* GOAL: Extract the complete listing and output it unchanged.

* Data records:
Start
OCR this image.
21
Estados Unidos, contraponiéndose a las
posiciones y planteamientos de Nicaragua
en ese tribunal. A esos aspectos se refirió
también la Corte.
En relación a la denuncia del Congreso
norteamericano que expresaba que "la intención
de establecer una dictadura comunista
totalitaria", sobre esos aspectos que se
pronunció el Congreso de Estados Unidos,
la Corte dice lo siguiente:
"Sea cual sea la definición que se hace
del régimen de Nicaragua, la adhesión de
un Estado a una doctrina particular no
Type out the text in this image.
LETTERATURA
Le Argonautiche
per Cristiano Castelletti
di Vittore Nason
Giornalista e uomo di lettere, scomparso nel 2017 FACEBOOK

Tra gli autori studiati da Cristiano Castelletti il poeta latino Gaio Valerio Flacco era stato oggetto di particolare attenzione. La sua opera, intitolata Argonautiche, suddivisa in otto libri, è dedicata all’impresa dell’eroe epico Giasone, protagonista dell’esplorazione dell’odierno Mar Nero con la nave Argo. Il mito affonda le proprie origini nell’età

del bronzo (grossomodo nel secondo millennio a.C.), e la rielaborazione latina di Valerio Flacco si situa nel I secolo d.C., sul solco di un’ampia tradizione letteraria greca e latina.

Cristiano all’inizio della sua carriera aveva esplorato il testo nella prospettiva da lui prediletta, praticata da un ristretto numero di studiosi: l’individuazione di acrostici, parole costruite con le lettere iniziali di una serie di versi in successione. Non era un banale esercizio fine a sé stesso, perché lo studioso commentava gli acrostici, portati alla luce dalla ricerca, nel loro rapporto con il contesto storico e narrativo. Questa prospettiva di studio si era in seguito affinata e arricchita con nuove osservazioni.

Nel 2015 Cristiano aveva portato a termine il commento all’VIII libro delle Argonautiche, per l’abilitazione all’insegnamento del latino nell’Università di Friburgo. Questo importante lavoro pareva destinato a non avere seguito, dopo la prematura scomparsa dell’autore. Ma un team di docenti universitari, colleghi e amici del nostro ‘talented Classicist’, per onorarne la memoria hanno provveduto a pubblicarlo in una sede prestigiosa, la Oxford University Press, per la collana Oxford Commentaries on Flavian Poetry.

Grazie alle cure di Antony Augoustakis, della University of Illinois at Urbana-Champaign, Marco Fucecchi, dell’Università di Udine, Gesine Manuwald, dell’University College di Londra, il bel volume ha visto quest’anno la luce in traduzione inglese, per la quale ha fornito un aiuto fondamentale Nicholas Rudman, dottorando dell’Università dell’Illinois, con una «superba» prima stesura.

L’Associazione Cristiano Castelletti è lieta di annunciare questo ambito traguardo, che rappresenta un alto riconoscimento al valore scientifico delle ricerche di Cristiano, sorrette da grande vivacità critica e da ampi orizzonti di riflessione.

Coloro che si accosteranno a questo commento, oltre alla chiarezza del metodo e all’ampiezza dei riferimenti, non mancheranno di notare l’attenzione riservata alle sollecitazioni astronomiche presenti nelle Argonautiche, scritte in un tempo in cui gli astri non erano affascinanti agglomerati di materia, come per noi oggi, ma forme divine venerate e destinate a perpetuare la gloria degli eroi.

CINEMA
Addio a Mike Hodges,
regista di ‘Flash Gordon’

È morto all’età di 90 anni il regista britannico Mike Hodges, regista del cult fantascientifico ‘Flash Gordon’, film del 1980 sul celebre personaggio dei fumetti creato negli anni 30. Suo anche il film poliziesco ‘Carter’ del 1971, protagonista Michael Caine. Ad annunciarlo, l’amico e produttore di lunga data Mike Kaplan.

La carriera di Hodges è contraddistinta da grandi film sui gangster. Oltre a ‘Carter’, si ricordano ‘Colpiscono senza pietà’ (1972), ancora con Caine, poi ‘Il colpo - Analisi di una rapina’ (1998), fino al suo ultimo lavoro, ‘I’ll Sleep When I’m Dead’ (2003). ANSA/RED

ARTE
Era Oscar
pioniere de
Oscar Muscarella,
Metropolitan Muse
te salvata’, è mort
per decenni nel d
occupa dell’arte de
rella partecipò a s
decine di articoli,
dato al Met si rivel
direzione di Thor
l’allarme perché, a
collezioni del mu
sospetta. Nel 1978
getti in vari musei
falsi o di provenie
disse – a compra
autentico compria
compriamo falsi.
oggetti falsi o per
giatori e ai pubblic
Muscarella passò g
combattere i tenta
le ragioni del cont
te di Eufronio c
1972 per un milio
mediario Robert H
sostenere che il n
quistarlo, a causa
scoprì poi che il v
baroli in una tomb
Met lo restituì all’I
End
* COMPLETED TASK:
OCR this image.
21
Estados Unidos, contraponiéndose a las
posiciones y planteamientos de Nicaragua
en ese tribunal. A esos aspectos se refirió
también la Corte.
En relación a la denuncia del Congreso
norteamericano que expresaba que "la intención
de establecer una dictadura comunista
totalitaria", sobre esos aspectos que se
pronunció el Congreso de Estados Unidos,
la Corte dice lo siguiente:
"Sea cual sea la definición que se hace
del régimen de Nicaragua, la adhesión de
un Estado a una doctrina particular no
Type out the text in this image.
LETTERATURA
Le Argonautiche
per Cristiano Castelletti
di Vittore Nason
Giornalista e uomo di lettere, scomparso nel 2017 FACEBOOK

Tra gli autori studiati da Cristiano Castelletti il poeta latino Gaio Valerio Flacco era stato oggetto di particolare attenzione. La sua opera, intitolata Argonautiche, suddivisa in otto libri, è dedicata all’impresa dell’eroe epico Giasone, protagonista dell’esplorazione dell’odierno Mar Nero con la nave Argo. Il mito affonda le proprie origini nell’età

del bronzo (grossomodo nel secondo millennio a.C.), e la rielaborazione latina di Valerio Flacco si situa nel I secolo d.C., sul solco di un’ampia tradizione letteraria greca e latina.

Cristiano all’inizio della sua carriera aveva esplorato il testo nella prospettiva da lui prediletta, praticata da un ristretto numero di studiosi: l’individuazione di acrostici, parole costruite con le lettere iniziali di una serie di versi in successione. Non era un banale esercizio fine a sé stesso, perché lo studioso commentava gli acrostici, portati alla luce dalla ricerca, nel loro rapporto con il contesto storico e narrativo. Questa prospettiva di studio si era in seguito affinata e arricchita con nuove osservazioni.

Nel 2015 Cristiano aveva portato a termine il commento all’VIII libro delle Argonautiche, per l’abilitazione all’insegnamento del latino nell’Università di Friburgo. Questo importante lavoro pareva destinato a non avere seguito, dopo la prematura scomparsa dell’autore. Ma un team di docenti universitari, colleghi e amici del nostro ‘talented Classicist’, per onorarne la memoria hanno provveduto a pubblicarlo in una sede prestigiosa, la Oxford University Press, per la collana Oxford Commentaries on Flavian Poetry.

Grazie alle cure di Antony Augoustakis, della University of Illinois at Urbana-Champaign, Marco Fucecchi, dell’Università di Udine, Gesine Manuwald, dell’University College di Londra, il bel volume ha visto quest’anno la luce in traduzione inglese, per la quale ha fornito un aiuto fondamentale Nicholas Rudman, dottorando dell’Università dell’Illinois, con una «superba» prima stesura.

L’Associazione Cristiano Castelletti è lieta di annunciare questo ambito traguardo, che rappresenta un alto riconoscimento al valore scientifico delle ricerche di Cristiano, sorrette da grande vivacità critica e da ampi orizzonti di riflessione.

Coloro che si accosteranno a questo commento, oltre alla chiarezza del metodo e all’ampiezza dei riferimenti, non mancheranno di notare l’attenzione riservata alle sollecitazioni astronomiche presenti nelle Argonautiche, scritte in un tempo in cui gli astri non erano affascinanti agglomerati di materia, come per noi oggi, ma forme divine venerate e destinate a perpetuare la gloria degli eroi.

CINEMA
Addio a Mike Hodges,
regista di ‘Flash Gordon’

È morto all’età di 90 anni il regista britannico Mike Hodges, regista del cult fantascientifico ‘Flash Gordon’, film del 1980 sul celebre personaggio dei fumetti creato negli anni 30. Suo anche il film poliziesco ‘Carter’ del 1971, protagonista Michael Caine. Ad annunciarlo, l’amico e produttore di lunga data Mike Kaplan.

La carriera di Hodges è contraddistinta da grandi film sui gangster. Oltre a ‘Carter’, si ricordano ‘Colpiscono senza pietà’ (1972), ancora con Caine, poi ‘Il colpo - Analisi di una rapina’ (1998), fino al suo ultimo lavoro, ‘I’ll Sleep When I’m Dead’ (2003). ANSA/RED

ARTE
Era Oscar
pioniere de
Oscar Muscarella,
Metropolitan Muse
te salvata’, è mort
per decenni nel d
occupa dell’arte de
rella partecipò a s
decine di articoli,
dato al Met si rivel
direzione di Thor
l’allarme perché, a
collezioni del mu
sospetta. Nel 1978
getti in vari musei
falsi o di provenie
disse – a compra
autentico compria
compriamo falsi.
oggetti falsi o per
giatori e ai pubblic
Muscarella passò g
combattere i tenta
le ragioni del cont
te di Eufronio c
1972 per un milio
mediario Robert H
sostenere che il n
quistarlo, a causa
scoprì poi che il v
baroli in una tomb
Met lo restituì all’I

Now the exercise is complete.